[Exercise data]
◇ ◇ ◇ ◇

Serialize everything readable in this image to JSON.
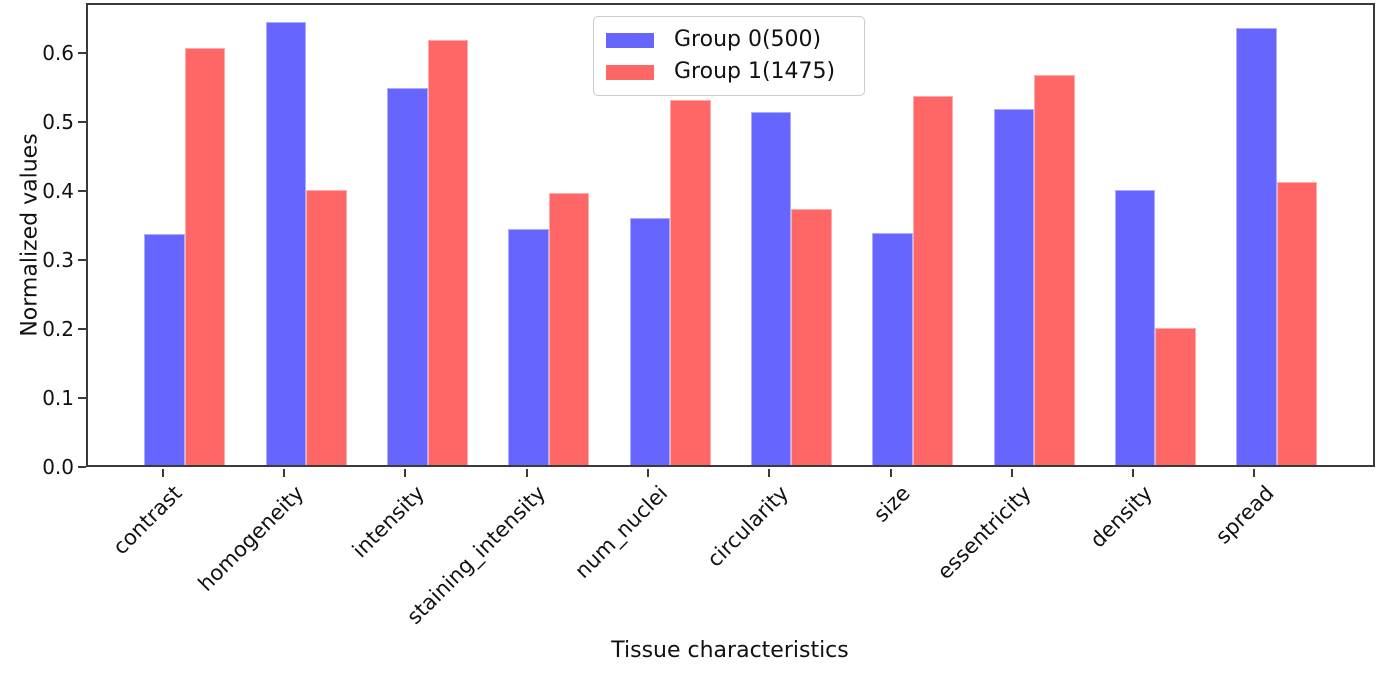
{
  "chart_data": {
    "type": "bar",
    "title": "",
    "xlabel": "Tissue characteristics",
    "ylabel": "Normalized values",
    "categories": [
      "contrast",
      "homogeneity",
      "intensity",
      "staining_intensity",
      "num_nuclei",
      "circularity",
      "size",
      "essentricity",
      "density",
      "spread"
    ],
    "series": [
      {
        "name": "Group 0(500)",
        "color": "#6666ff",
        "values": [
          0.335,
          0.641,
          0.546,
          0.342,
          0.358,
          0.511,
          0.336,
          0.516,
          0.399,
          0.633
        ]
      },
      {
        "name": "Group 1(1475)",
        "color": "#ff6666",
        "values": [
          0.604,
          0.398,
          0.615,
          0.394,
          0.529,
          0.371,
          0.534,
          0.565,
          0.199,
          0.41
        ]
      }
    ],
    "ylim": [
      0,
      0.672
    ],
    "yticks": [
      "0.0",
      "0.1",
      "0.2",
      "0.3",
      "0.4",
      "0.5",
      "0.6"
    ],
    "x_tick_rotation_deg": 45,
    "legend_position": "upper center",
    "grid": false,
    "axis_color": "#3a3a3a"
  }
}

◇ ◇ ◇ ◇

[What is required] Reproduce the full listing above verbatim, with no pictures included.

[Output]
Serialize everything readable in this image to JSON.
{
  "chart_data": {
    "type": "bar",
    "title": "",
    "xlabel": "Tissue characteristics",
    "ylabel": "Normalized values",
    "categories": [
      "contrast",
      "homogeneity",
      "intensity",
      "staining_intensity",
      "num_nuclei",
      "circularity",
      "size",
      "essentricity",
      "density",
      "spread"
    ],
    "series": [
      {
        "name": "Group 0(500)",
        "color": "#6666ff",
        "values": [
          0.335,
          0.641,
          0.546,
          0.342,
          0.358,
          0.511,
          0.336,
          0.516,
          0.399,
          0.633
        ]
      },
      {
        "name": "Group 1(1475)",
        "color": "#ff6666",
        "values": [
          0.604,
          0.398,
          0.615,
          0.394,
          0.529,
          0.371,
          0.534,
          0.565,
          0.199,
          0.41
        ]
      }
    ],
    "ylim": [
      0,
      0.672
    ],
    "yticks": [
      "0.0",
      "0.1",
      "0.2",
      "0.3",
      "0.4",
      "0.5",
      "0.6"
    ],
    "x_tick_rotation_deg": 45,
    "legend_position": "upper center",
    "grid": false,
    "axis_color": "#3a3a3a"
  }
}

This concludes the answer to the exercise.